[start PASSAGE]

Trucking industry groups celebrate
Beyond ATA, several other major industry organizations applauded the Senate’s action against CARB waivers.
“The repeal of these poorly planned measures is a testament to the voice that our membership has provided and the resolve of our industry to tell our story,” David Heller, Truckload Carriers Association senior VP of safety and government affairs, wrote in a letter to his membership after the votes. “As a major issue during TCA’s 2024 Call-on-Washington, we emphasized the very notion that these rules would have been crippling to our nation’s supply chain and an obstacle to an industry that thrives on delivering a nation.”
American Truck Dealers also applauded the repeal. “The importance of these critical votes cannot be overstated,” Jacqueline Gelb, president of the trade group, said. “California’s onerous regulations have upended the trucking industry in CARB states through rationing of diesel trucks and forcing adoption of zero-emission technologies that don’t meet the performance and durability requirements for the industry."
As other trucking groups have noted over the years, Gelp said the industry has already improved diesel emissions through better technology and more efficient designs in recent decades.
Calstart, an industry organization focused on decarbonizing transportation, blasted the move in a news release, calling the overturned regulations “foundational tools for accelerating clean vehicle innovation.”
“In a massive handout to special interests, the Senate today took a radical action that creates enormous policy uncertainty for the entire transportation industry,” John Boesel, Calstart president and CEO, said. “This move concedes the industries of the future to global competitors, will increase air pollution, accelerate global warming, and result in significant job loss.”

[end PASSAGE]

* [STATED EXERCISE]
Carry on the article about industry reactions to the Senate vote against the CARB waivers, starting after its last sentence. The items after this point come from a separate source.

[start STORED RECORDS]

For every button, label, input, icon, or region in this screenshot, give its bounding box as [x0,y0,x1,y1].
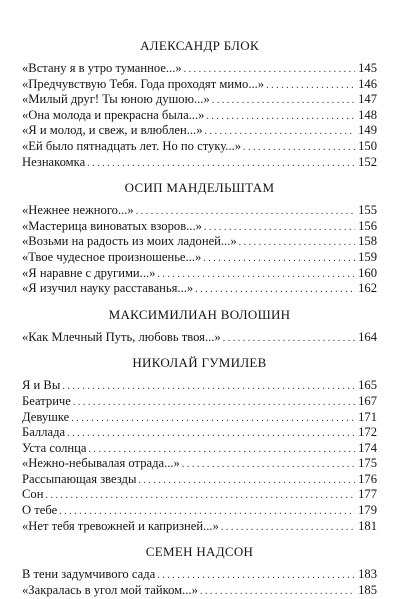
entry-title: «Нежно-небывалая отрада...» [22,456,180,471]
toc-entry[interactable] [22,123,377,139]
toc-entry[interactable] [22,92,377,108]
entry-page: 167 [358,393,377,408]
toc-entry[interactable] [22,583,377,599]
entry-page: 172 [358,425,377,440]
dot-leader [73,394,355,411]
entry-page: 171 [358,409,377,424]
toc-entry[interactable] [22,519,377,535]
entry-page: 158 [358,234,377,249]
entry-page: 148 [358,107,377,122]
entry-title: В тени задумчивого сада [22,567,156,582]
entry-title: Я и Вы [22,378,61,393]
dot-leader [182,456,355,473]
dot-leader [157,567,355,584]
dot-leader [157,266,355,283]
dot-leader [205,123,355,140]
toc-entry[interactable] [22,139,377,155]
dot-leader [243,139,355,156]
toc-entry[interactable] [22,219,377,235]
entry-page: 147 [358,92,377,107]
entry-page: 164 [358,329,377,344]
entry-page: 176 [358,471,377,486]
toc-entry[interactable] [22,61,377,77]
dot-leader [206,108,355,125]
toc-entry[interactable] [22,108,377,124]
section-spacer [22,297,377,306]
toc-entry[interactable] [22,472,377,488]
toc-entry[interactable] [22,155,377,171]
toc-entry[interactable] [22,503,377,519]
author-heading: МАКСИМИЛИАН ВОЛОШИН [108,306,291,322]
dot-leader [45,487,355,504]
author-heading: НИКОЛАЙ ГУМИЛЕВ [132,355,267,371]
dot-leader [67,425,355,442]
dot-leader [59,503,355,520]
dot-leader [203,250,355,267]
entry-page: 175 [358,456,377,471]
entry-title: «Мастерица виноватых взоров...» [22,218,202,233]
entry-title: «Возьми на радость из моих ладоней...» [22,234,237,249]
entry-title: «Как Млечный Путь, любовь твоя...» [22,329,221,344]
entry-page: 149 [358,123,377,138]
toc-section-blok [22,37,377,170]
entry-page: 152 [358,154,377,169]
entry-page: 179 [358,503,377,518]
dot-leader [136,203,355,220]
entry-page: 150 [358,138,377,153]
entry-page: 165 [358,378,377,393]
dot-leader [239,234,355,251]
toc-entry[interactable] [22,330,377,346]
toc-entry[interactable] [22,203,377,219]
entry-title: Рассыпающая звезды [22,471,137,486]
entry-title: «Я наравне с другими...» [22,265,156,280]
entry-title: «Встану я в утро туманное...» [22,61,182,75]
toc-entry[interactable] [22,77,377,93]
dot-leader [223,330,355,347]
entry-title: «Милый друг! Ты юною душою...» [22,92,210,107]
dot-leader [62,378,355,395]
toc-entry[interactable] [22,410,377,426]
author-heading: ОСИП МАНДЕЛЬШТАМ [124,180,275,196]
entry-title: «Она молода и прекрасна была...» [22,107,205,122]
dot-leader [212,92,355,109]
entry-page: 183 [358,567,377,582]
entry-title: Сон [22,487,44,502]
entry-page: 160 [358,265,377,280]
toc-entry[interactable] [22,234,377,250]
dot-leader [204,219,355,236]
entry-title: «Предчувствую Тебя. Года проходят мимо...» [22,76,265,91]
toc-entry[interactable] [22,425,377,441]
entry-title: «Нет тебя тревожней и капризней...» [22,518,219,533]
toc-section-nadson [22,543,377,598]
section-spacer [22,534,377,543]
entry-page: 145 [358,61,377,75]
entry-title: Незнакомка [22,154,86,169]
entry-page: 174 [358,440,377,455]
dot-leader [200,583,355,599]
dot-leader [138,472,355,489]
toc-entry[interactable] [22,266,377,282]
dot-leader [195,281,355,298]
toc-entry[interactable] [22,456,377,472]
entry-page: 159 [358,249,377,264]
toc-entry[interactable] [22,281,377,297]
entry-page: 146 [358,76,377,91]
entry-title: Баллада [22,425,66,440]
toc-entry[interactable] [22,567,377,583]
section-spacer [22,170,377,179]
dot-leader [88,441,355,458]
entry-title: Беатриче [22,393,71,408]
toc-entry[interactable] [22,487,377,503]
toc-section-voloshin [22,306,377,346]
dot-leader [184,61,355,78]
entry-title: «Я изучил науку расставанья...» [22,281,194,296]
entry-title: «Ей было пятнадцать лет. Но по стуку...» [22,138,242,153]
dot-leader [221,519,355,536]
entry-title: «Нежнее нежного...» [22,203,134,218]
author-heading: АЛЕКСАНДР БЛОК [140,38,259,53]
entry-title: «Я и молод, и свеж, и влюблен...» [22,123,203,138]
dot-leader [87,155,355,172]
dot-leader [71,410,355,427]
entry-title: Уста солнца [22,440,87,455]
entry-page: 185 [358,582,377,597]
entry-title: «Твое чудесное произношенье...» [22,249,202,264]
author-heading: СЕМЕН НАДСОН [145,544,254,560]
dot-leader [266,77,355,94]
toc-entry[interactable] [22,250,377,266]
toc-entry[interactable] [22,378,377,394]
table-of-contents [22,37,377,598]
section-spacer [22,345,377,354]
entry-page: 162 [358,281,377,296]
toc-entry[interactable] [22,394,377,410]
entry-page: 156 [358,218,377,233]
entry-title: Девушке [22,409,70,424]
entry-page: 181 [358,518,377,533]
entry-page: 177 [358,487,377,502]
entry-title: «Закралась в угол мой тайком...» [22,582,198,597]
entry-page: 155 [358,203,377,218]
toc-entry[interactable] [22,441,377,457]
toc-section-mandelstam [22,179,377,297]
toc-section-gumilev [22,354,377,534]
entry-title: О тебе [22,503,58,518]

[end STORED RECORDS]

* [EXERCISE ANSWER]
He said the vote upends decades of policy that created cleaner air and transportation industry growth. “It is a brazen, yet futile, attempt to bring the clean transportation industry to a sudden halt,” he added. “Calstart will continue to partner with the states working to fill this gaping void left by today's federal action.”
Brief background on the resolutions
Since his first term, Trump has worked to remove CARB emissions waivers. Trump’s EPA administrator, Lee Zeldin, announced in February that the agency would help lawmakers use the Congressional Review Act to overturn the waivers. Lawmakers introduced resolutions invoking CRA to overturn the waivers in early April.
The votes in the Senate were tight, mostly split along party lines. Revoking the Omnibus waiver was more controversial than revoking the ACT waiver.
Congress overturned the ACT waiver with H.J. Res 87, which passed the House on April 30 in a 231-191 vote. The resolution passed the Senate on May 22 in a 51-46 vote. Congress voted to remove the Omnibus waiver with H.J. Res 89, passing the House on April 30 in a 225-196 vote and passing the Senate on May 22 in a 49-46 vote.
What’s next for the CARB waivers?
This is not the final word on ACT or Omnibus. The resolutions used the Congressional Review Act in an unprecedented and legally questionable way: Authors in Legal Planet explained that CRA doesn’t cover administrative actions like CARB’s EPA waivers.
“The statute explicitly excludes from the process rules of ‘particular applicability.’ The U.S. General Accountability Office has made absolutely clear that California waivers are not covered by the CRA, saying that a waiver is an adjudicatory order not subject to the CRA,’” the Legal Planet authors said. They speculate that a lawsuit will determine whether Congress has the power to invalidate the waivers.
Once the resolutions pass the president’s desk, they will likely navigate a monthslong legal battle before they can finally remove CARB’s enforcement authority.
Zeldin’s EPA is working on another project that could overturn CARB regulations: removing the 2009 endangerment finding. California’s authority rests on the question of whether greenhouse gases fall under the Clean Air Act—the 2009 finding is the foundation of most greenhouse gas regulations. Though it may take years to reach fruition, Zeldin’s plans to “reconsider” the endangerment finding could dissolve CARB’s authority from the bottom up.
In the meantime, however, states’ ZEV truck sales mandates are still inappropriate for long-haul applications: Many states that adopted ACT are now delaying enforcement, blaming ZEV trucks’ immaturity. Manufacturers selling Omnibus-compliant equipment could see a major disruption to demand from Omnibus-adopting states.